====== RECORDS FOR PROCESSING ======

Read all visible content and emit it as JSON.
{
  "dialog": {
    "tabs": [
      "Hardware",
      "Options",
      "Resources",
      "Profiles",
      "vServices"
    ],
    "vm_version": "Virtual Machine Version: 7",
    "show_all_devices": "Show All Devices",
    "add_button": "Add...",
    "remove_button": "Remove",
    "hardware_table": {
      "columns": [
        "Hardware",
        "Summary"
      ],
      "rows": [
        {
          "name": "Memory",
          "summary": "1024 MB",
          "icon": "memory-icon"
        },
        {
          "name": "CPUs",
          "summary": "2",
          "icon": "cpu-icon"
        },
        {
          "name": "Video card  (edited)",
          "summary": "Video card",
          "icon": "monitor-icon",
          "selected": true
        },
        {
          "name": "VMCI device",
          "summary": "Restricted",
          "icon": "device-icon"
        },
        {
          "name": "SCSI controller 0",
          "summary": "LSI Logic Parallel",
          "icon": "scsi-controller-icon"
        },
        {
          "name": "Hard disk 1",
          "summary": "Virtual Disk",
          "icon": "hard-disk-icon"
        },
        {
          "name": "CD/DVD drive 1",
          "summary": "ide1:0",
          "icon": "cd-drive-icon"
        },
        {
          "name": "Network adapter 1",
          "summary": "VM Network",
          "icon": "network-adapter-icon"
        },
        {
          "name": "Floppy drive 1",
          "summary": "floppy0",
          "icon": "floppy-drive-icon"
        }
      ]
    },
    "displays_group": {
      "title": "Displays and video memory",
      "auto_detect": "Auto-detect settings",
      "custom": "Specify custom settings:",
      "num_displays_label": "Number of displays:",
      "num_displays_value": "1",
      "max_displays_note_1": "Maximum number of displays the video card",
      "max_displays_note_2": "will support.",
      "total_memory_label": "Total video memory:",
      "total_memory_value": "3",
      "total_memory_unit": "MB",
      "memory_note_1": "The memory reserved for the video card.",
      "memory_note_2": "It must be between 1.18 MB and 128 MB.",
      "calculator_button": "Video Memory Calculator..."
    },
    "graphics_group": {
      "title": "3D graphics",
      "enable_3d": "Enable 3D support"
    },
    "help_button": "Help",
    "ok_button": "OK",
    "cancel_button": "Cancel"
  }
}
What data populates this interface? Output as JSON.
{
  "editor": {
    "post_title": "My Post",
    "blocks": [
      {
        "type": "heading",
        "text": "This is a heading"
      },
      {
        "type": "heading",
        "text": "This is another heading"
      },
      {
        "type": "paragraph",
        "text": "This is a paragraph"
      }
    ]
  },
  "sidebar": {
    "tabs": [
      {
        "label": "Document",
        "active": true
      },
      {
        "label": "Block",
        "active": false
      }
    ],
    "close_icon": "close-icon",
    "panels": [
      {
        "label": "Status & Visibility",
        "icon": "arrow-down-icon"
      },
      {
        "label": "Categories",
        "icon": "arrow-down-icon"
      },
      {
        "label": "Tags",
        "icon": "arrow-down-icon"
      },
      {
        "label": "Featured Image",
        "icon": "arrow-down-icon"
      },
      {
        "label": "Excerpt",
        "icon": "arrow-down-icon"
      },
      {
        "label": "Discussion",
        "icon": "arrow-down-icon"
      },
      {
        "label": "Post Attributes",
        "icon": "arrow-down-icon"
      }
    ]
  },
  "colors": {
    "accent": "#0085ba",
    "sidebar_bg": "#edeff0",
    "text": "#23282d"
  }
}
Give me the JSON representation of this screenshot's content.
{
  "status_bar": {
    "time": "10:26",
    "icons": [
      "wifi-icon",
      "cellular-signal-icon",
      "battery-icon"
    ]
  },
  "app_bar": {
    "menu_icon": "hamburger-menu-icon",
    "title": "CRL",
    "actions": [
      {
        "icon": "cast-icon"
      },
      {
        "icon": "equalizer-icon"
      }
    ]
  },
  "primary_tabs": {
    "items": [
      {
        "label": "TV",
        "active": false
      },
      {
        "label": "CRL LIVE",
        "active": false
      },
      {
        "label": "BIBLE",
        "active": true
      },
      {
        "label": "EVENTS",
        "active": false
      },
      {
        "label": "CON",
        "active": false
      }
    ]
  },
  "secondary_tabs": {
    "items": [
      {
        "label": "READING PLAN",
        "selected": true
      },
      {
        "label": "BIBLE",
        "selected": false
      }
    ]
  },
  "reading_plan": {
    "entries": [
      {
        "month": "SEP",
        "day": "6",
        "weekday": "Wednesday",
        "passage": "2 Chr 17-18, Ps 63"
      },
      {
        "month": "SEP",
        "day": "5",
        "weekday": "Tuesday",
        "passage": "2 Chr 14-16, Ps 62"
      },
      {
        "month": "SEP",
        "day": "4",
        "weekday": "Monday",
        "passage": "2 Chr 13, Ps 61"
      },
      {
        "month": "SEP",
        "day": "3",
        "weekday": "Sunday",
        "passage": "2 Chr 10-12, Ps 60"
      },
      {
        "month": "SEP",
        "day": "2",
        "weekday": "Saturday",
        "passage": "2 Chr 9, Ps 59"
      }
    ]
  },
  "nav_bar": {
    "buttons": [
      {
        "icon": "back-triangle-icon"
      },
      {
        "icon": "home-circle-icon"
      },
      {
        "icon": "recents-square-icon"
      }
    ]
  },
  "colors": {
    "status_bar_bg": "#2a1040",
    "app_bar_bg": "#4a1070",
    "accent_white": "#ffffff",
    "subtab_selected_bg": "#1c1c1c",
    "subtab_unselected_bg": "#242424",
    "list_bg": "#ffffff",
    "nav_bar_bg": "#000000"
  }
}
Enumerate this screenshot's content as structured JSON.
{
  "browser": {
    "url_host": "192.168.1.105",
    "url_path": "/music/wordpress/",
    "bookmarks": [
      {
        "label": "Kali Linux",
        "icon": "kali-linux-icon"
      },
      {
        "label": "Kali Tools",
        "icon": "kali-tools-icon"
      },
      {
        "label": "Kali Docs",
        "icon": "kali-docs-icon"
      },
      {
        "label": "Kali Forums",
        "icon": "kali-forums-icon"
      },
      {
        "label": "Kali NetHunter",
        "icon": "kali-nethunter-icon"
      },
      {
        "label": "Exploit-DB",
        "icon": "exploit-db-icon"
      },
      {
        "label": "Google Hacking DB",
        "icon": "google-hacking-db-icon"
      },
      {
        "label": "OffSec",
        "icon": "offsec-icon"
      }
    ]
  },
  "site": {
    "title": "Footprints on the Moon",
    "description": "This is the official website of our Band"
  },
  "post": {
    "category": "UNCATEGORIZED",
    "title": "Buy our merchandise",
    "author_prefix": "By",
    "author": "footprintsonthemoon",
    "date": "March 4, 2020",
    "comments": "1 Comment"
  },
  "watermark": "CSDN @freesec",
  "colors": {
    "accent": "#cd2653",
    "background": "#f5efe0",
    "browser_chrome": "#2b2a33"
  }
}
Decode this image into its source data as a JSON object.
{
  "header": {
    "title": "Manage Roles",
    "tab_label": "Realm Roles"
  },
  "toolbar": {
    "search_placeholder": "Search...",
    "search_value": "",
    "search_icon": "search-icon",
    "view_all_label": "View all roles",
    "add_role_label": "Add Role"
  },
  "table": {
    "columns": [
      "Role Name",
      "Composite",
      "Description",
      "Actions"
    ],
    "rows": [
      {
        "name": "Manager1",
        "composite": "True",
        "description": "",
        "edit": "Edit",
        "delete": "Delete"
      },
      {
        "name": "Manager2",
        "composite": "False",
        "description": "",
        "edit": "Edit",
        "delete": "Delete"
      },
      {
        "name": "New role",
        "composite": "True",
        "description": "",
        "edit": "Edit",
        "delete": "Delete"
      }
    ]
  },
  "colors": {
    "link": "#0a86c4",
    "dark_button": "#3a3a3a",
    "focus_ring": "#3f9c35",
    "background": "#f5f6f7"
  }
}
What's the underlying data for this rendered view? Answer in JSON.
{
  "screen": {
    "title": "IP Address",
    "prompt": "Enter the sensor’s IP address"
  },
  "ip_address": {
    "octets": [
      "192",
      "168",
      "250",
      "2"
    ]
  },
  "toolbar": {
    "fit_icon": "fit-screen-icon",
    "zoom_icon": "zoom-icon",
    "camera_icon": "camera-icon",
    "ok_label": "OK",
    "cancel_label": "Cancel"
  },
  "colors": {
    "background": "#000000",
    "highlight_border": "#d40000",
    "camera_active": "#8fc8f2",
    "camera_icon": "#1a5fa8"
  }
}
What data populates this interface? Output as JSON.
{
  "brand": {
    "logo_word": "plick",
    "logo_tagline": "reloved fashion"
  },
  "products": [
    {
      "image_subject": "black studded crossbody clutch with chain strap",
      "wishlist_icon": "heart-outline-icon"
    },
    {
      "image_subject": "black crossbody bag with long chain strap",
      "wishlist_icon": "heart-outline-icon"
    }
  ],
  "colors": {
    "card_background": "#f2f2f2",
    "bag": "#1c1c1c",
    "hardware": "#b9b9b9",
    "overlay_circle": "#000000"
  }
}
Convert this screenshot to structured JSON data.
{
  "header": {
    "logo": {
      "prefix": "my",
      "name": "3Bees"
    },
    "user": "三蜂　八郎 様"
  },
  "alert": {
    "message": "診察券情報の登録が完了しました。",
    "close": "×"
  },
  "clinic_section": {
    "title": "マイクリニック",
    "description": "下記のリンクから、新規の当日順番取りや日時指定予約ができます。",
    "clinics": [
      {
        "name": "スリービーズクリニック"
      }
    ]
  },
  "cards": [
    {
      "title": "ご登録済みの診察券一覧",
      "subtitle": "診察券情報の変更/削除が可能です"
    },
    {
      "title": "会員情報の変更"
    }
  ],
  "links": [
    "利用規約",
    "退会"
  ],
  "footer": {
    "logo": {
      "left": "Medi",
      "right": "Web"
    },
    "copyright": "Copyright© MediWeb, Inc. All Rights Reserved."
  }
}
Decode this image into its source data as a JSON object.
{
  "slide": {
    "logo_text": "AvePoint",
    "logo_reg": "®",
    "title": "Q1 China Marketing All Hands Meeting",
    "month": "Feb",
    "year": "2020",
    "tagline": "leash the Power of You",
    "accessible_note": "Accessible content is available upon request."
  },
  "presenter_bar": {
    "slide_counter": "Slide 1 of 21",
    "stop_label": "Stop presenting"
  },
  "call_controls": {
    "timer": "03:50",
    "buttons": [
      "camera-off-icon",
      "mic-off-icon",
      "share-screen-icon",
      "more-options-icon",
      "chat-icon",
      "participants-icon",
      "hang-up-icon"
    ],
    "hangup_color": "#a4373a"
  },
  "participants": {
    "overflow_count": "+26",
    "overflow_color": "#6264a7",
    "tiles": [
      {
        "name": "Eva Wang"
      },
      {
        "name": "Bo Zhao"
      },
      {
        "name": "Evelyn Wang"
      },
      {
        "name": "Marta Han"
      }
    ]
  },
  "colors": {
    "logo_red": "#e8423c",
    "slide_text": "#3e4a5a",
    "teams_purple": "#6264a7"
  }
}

======

**EXERCISE REQUIREMENTS**
Show, from the listing above, each line that contains the word "passage".

**ANSWER TO THIS PROBLEM**
        "passage": "2 Chr 17-18, Ps 63"
        "passage": "2 Chr 14-16, Ps 62"
        "passage": "2 Chr 13, Ps 61"
        "passage": "2 Chr 10-12, Ps 60"
        "passage": "2 Chr 9, Ps 59"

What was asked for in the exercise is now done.